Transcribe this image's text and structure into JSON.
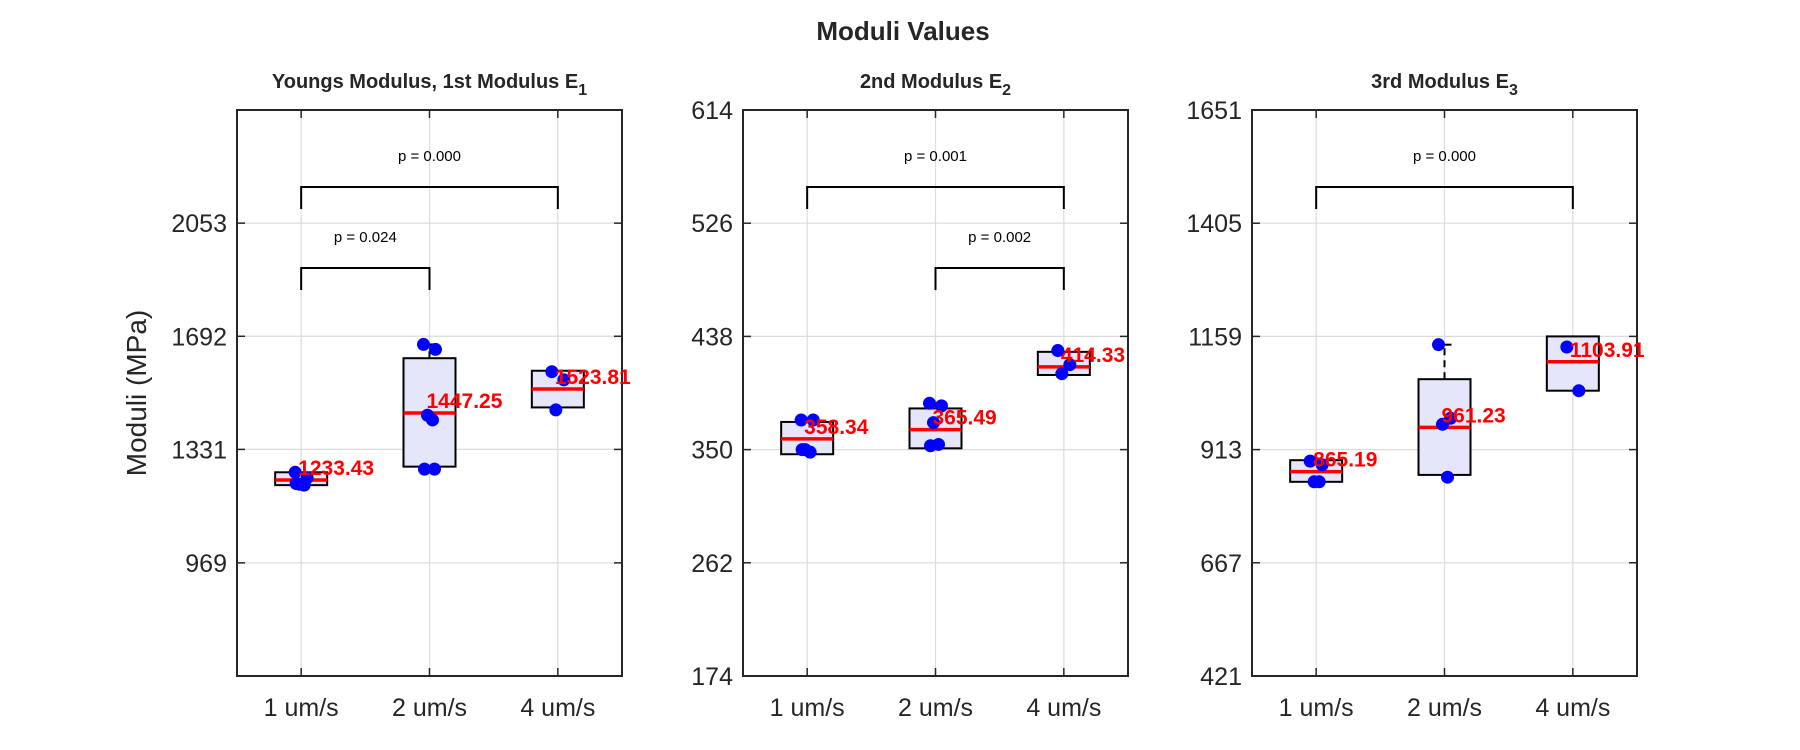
{
  "title": "Moduli Values",
  "chart_data": [
    {
      "type": "box",
      "title": "Youngs Modulus, 1st Modulus E",
      "title_subscript": "1",
      "ylabel": "Moduli (MPa)",
      "categories": [
        "1 um/s",
        "2 um/s",
        "4 um/s"
      ],
      "ylim": [
        608,
        2414
      ],
      "yticks": [
        969,
        1331,
        1692,
        2053
      ],
      "grid": true,
      "box_color": "#e6e6fa",
      "median_color": "#ff0000",
      "point_color": "#0000ff",
      "boxes": [
        {
          "q1": 1217,
          "median": 1233.43,
          "q3": 1258,
          "points": [
            1258,
            1240,
            1220,
            1217,
            1222
          ]
        },
        {
          "q1": 1276,
          "median": 1447.25,
          "q3": 1622,
          "whisker_high": 1666,
          "points": [
            1666,
            1650,
            1440,
            1425,
            1268,
            1268
          ]
        },
        {
          "q1": 1465,
          "median": 1523.81,
          "q3": 1582,
          "points": [
            1579,
            1553,
            1457
          ]
        }
      ],
      "brackets": [
        {
          "between": [
            0,
            1
          ],
          "label": "p = 0.024"
        },
        {
          "between": [
            0,
            2
          ],
          "label": "p = 0.000"
        }
      ]
    },
    {
      "type": "box",
      "title": "2nd Modulus E",
      "title_subscript": "2",
      "categories": [
        "1 um/s",
        "2 um/s",
        "4 um/s"
      ],
      "ylim": [
        174,
        614
      ],
      "yticks": [
        174,
        262,
        350,
        438,
        526,
        614
      ],
      "grid": true,
      "box_color": "#e6e6fa",
      "median_color": "#ff0000",
      "point_color": "#0000ff",
      "boxes": [
        {
          "q1": 346.4,
          "median": 358.34,
          "q3": 371.5,
          "points": [
            373,
            373,
            350,
            348,
            350
          ]
        },
        {
          "q1": 351,
          "median": 365.49,
          "q3": 382,
          "points": [
            386,
            384,
            371,
            354,
            353
          ]
        },
        {
          "q1": 408,
          "median": 414.33,
          "q3": 426,
          "points": [
            427,
            416,
            409
          ]
        }
      ],
      "brackets": [
        {
          "between": [
            0,
            2
          ],
          "label": "p = 0.001"
        },
        {
          "between": [
            1,
            2
          ],
          "label": "p = 0.002"
        }
      ]
    },
    {
      "type": "box",
      "title": "3rd Modulus E",
      "title_subscript": "3",
      "categories": [
        "1 um/s",
        "2 um/s",
        "4 um/s"
      ],
      "ylim": [
        421,
        1651
      ],
      "yticks": [
        421,
        667,
        913,
        1159,
        1405,
        1651
      ],
      "grid": true,
      "box_color": "#e6e6fa",
      "median_color": "#ff0000",
      "point_color": "#0000ff",
      "boxes": [
        {
          "q1": 843,
          "median": 865.19,
          "q3": 890,
          "points": [
            888,
            880,
            843,
            843
          ]
        },
        {
          "q1": 858,
          "median": 961.23,
          "q3": 1066,
          "whisker_high": 1141,
          "points": [
            1141,
            981,
            968,
            853
          ]
        },
        {
          "q1": 1041,
          "median": 1103.91,
          "q3": 1159,
          "points": [
            1136,
            1041
          ]
        }
      ],
      "brackets": [
        {
          "between": [
            0,
            2
          ],
          "label": "p = 0.000"
        }
      ]
    }
  ]
}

To do: All of the records need repeating exactly, except for the pictures.

Response to this task:
Transcribe this image's text and structure into JSON.
{
  "title": "Moduli Values",
  "chart_data": [
    {
      "type": "box",
      "title": "Youngs Modulus, 1st Modulus E",
      "title_subscript": "1",
      "ylabel": "Moduli (MPa)",
      "categories": [
        "1 um/s",
        "2 um/s",
        "4 um/s"
      ],
      "ylim": [
        608,
        2414
      ],
      "yticks": [
        969,
        1331,
        1692,
        2053
      ],
      "grid": true,
      "box_color": "#e6e6fa",
      "median_color": "#ff0000",
      "point_color": "#0000ff",
      "boxes": [
        {
          "q1": 1217,
          "median": 1233.43,
          "q3": 1258,
          "points": [
            1258,
            1240,
            1220,
            1217,
            1222
          ]
        },
        {
          "q1": 1276,
          "median": 1447.25,
          "q3": 1622,
          "whisker_high": 1666,
          "points": [
            1666,
            1650,
            1440,
            1425,
            1268,
            1268
          ]
        },
        {
          "q1": 1465,
          "median": 1523.81,
          "q3": 1582,
          "points": [
            1579,
            1553,
            1457
          ]
        }
      ],
      "brackets": [
        {
          "between": [
            0,
            1
          ],
          "label": "p = 0.024"
        },
        {
          "between": [
            0,
            2
          ],
          "label": "p = 0.000"
        }
      ]
    },
    {
      "type": "box",
      "title": "2nd Modulus E",
      "title_subscript": "2",
      "categories": [
        "1 um/s",
        "2 um/s",
        "4 um/s"
      ],
      "ylim": [
        174,
        614
      ],
      "yticks": [
        174,
        262,
        350,
        438,
        526,
        614
      ],
      "grid": true,
      "box_color": "#e6e6fa",
      "median_color": "#ff0000",
      "point_color": "#0000ff",
      "boxes": [
        {
          "q1": 346.4,
          "median": 358.34,
          "q3": 371.5,
          "points": [
            373,
            373,
            350,
            348,
            350
          ]
        },
        {
          "q1": 351,
          "median": 365.49,
          "q3": 382,
          "points": [
            386,
            384,
            371,
            354,
            353
          ]
        },
        {
          "q1": 408,
          "median": 414.33,
          "q3": 426,
          "points": [
            427,
            416,
            409
          ]
        }
      ],
      "brackets": [
        {
          "between": [
            0,
            2
          ],
          "label": "p = 0.001"
        },
        {
          "between": [
            1,
            2
          ],
          "label": "p = 0.002"
        }
      ]
    },
    {
      "type": "box",
      "title": "3rd Modulus E",
      "title_subscript": "3",
      "categories": [
        "1 um/s",
        "2 um/s",
        "4 um/s"
      ],
      "ylim": [
        421,
        1651
      ],
      "yticks": [
        421,
        667,
        913,
        1159,
        1405,
        1651
      ],
      "grid": true,
      "box_color": "#e6e6fa",
      "median_color": "#ff0000",
      "point_color": "#0000ff",
      "boxes": [
        {
          "q1": 843,
          "median": 865.19,
          "q3": 890,
          "points": [
            888,
            880,
            843,
            843
          ]
        },
        {
          "q1": 858,
          "median": 961.23,
          "q3": 1066,
          "whisker_high": 1141,
          "points": [
            1141,
            981,
            968,
            853
          ]
        },
        {
          "q1": 1041,
          "median": 1103.91,
          "q3": 1159,
          "points": [
            1136,
            1041
          ]
        }
      ],
      "brackets": [
        {
          "between": [
            0,
            2
          ],
          "label": "p = 0.000"
        }
      ]
    }
  ]
}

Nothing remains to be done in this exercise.